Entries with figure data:
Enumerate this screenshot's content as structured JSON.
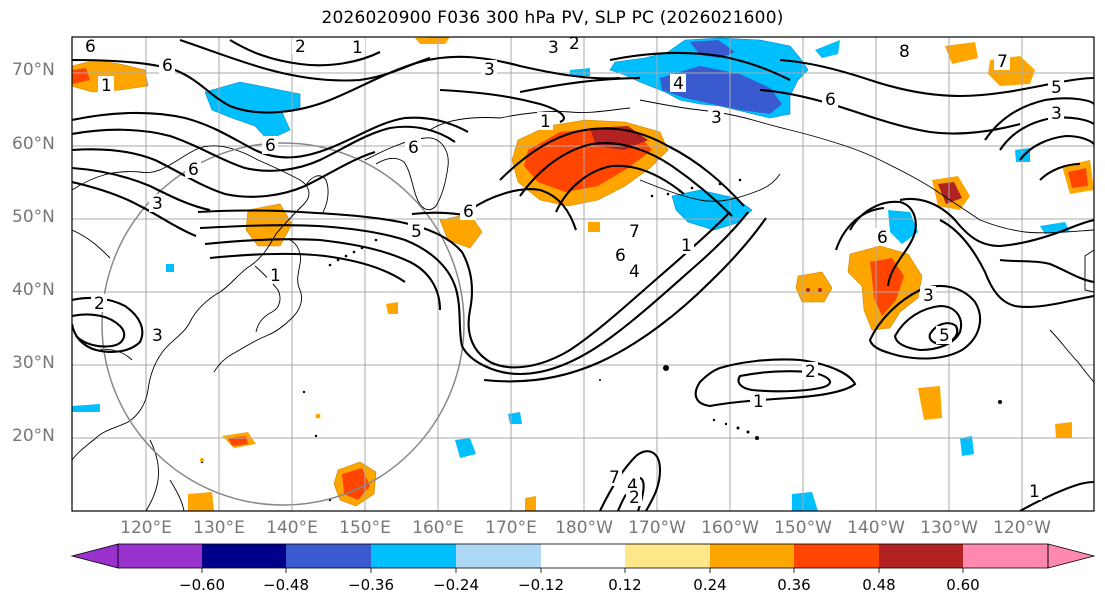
{
  "title": "2026020900 F036 300 hPa PV, SLP PC (2026021600)",
  "latitude_labels": [
    "70°N",
    "60°N",
    "50°N",
    "40°N",
    "30°N",
    "20°N"
  ],
  "longitude_labels": [
    "120°E",
    "130°E",
    "140°E",
    "150°E",
    "160°E",
    "170°E",
    "180°W",
    "170°W",
    "160°W",
    "150°W",
    "140°W",
    "130°W",
    "120°W"
  ],
  "colorbar": {
    "ticks": [
      "−0.60",
      "−0.48",
      "−0.36",
      "−0.24",
      "−0.12",
      "0.12",
      "0.24",
      "0.36",
      "0.48",
      "0.60"
    ],
    "colors": [
      "#9932cc",
      "#00008b",
      "#3a5bd0",
      "#00bfff",
      "#add8f6",
      "#ffffff",
      "#ffe88a",
      "#ffa500",
      "#ff4500",
      "#b22222",
      "#ff88b0"
    ]
  },
  "contour_labels": [
    "1",
    "2",
    "3",
    "4",
    "5",
    "6",
    "7",
    "8"
  ],
  "fill_colors": {
    "neg_light": "#00bfff",
    "neg_mid": "#3a5bd0",
    "pos_light": "#ffa500",
    "pos_mid": "#ff4500",
    "pos_strong": "#b22222"
  }
}
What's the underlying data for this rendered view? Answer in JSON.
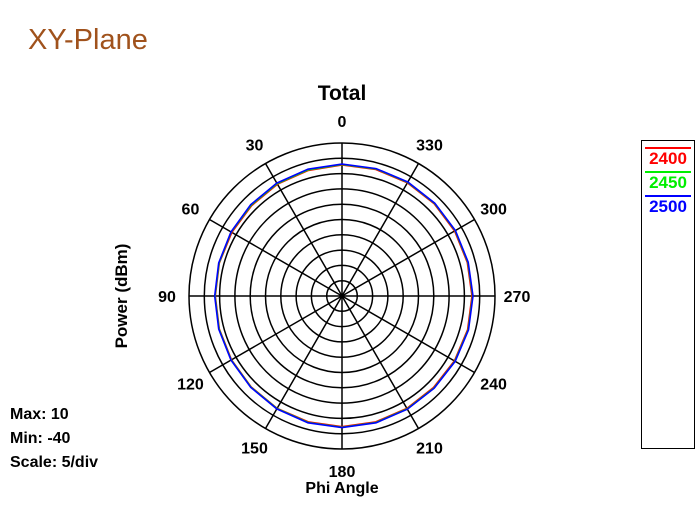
{
  "page_title": "XY-Plane",
  "chart_data": {
    "type": "polar-line",
    "title": "Total",
    "xlabel": "Phi Angle",
    "ylabel": "Power  (dBm)",
    "rlim": [
      -40,
      10
    ],
    "r_scale_per_div": 5,
    "angle_ticks": [
      0,
      30,
      60,
      90,
      120,
      150,
      180,
      210,
      240,
      270,
      300,
      330
    ],
    "angle_direction": "counterclockwise, 0 at top",
    "grid": true,
    "legend_position": "right",
    "angles": [
      0,
      15,
      30,
      45,
      60,
      75,
      90,
      105,
      120,
      135,
      150,
      165,
      180,
      195,
      210,
      225,
      240,
      255,
      270,
      285,
      300,
      315,
      330,
      345
    ],
    "series": [
      {
        "name": "2400",
        "color": "#ff0000",
        "values": [
          2.8,
          2.5,
          2.2,
          1.8,
          1.6,
          1.5,
          1.4,
          1.5,
          1.7,
          2.0,
          2.4,
          2.6,
          2.7,
          2.6,
          2.4,
          2.3,
          2.4,
          2.5,
          2.5,
          2.4,
          2.5,
          2.6,
          2.7,
          2.8
        ]
      },
      {
        "name": "2450",
        "color": "#00ee00",
        "values": [
          3.0,
          2.7,
          2.4,
          2.0,
          1.8,
          1.6,
          1.5,
          1.6,
          1.8,
          2.1,
          2.5,
          2.8,
          2.9,
          2.8,
          2.6,
          2.5,
          2.6,
          2.7,
          2.7,
          2.6,
          2.7,
          2.8,
          2.9,
          3.0
        ]
      },
      {
        "name": "2500",
        "color": "#0000ff",
        "values": [
          3.1,
          2.9,
          2.6,
          2.2,
          1.9,
          1.7,
          1.6,
          1.7,
          1.9,
          2.2,
          2.6,
          2.9,
          3.0,
          2.9,
          2.7,
          2.6,
          2.7,
          2.8,
          2.8,
          2.7,
          2.8,
          2.9,
          3.0,
          3.1
        ]
      }
    ]
  },
  "stats": {
    "max": "Max: 10",
    "min": "Min: -40",
    "scale": "Scale: 5/div"
  }
}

▸ **GOAL OF THE EXERCISE**: Find each line that has the word "JSON", then copy it out.

▸ **ANSWER TO THIS PROBLEM**:
Enumerate this screenshot's content as structured JSON.
What's the underlying data for this rendered view? Answer in JSON.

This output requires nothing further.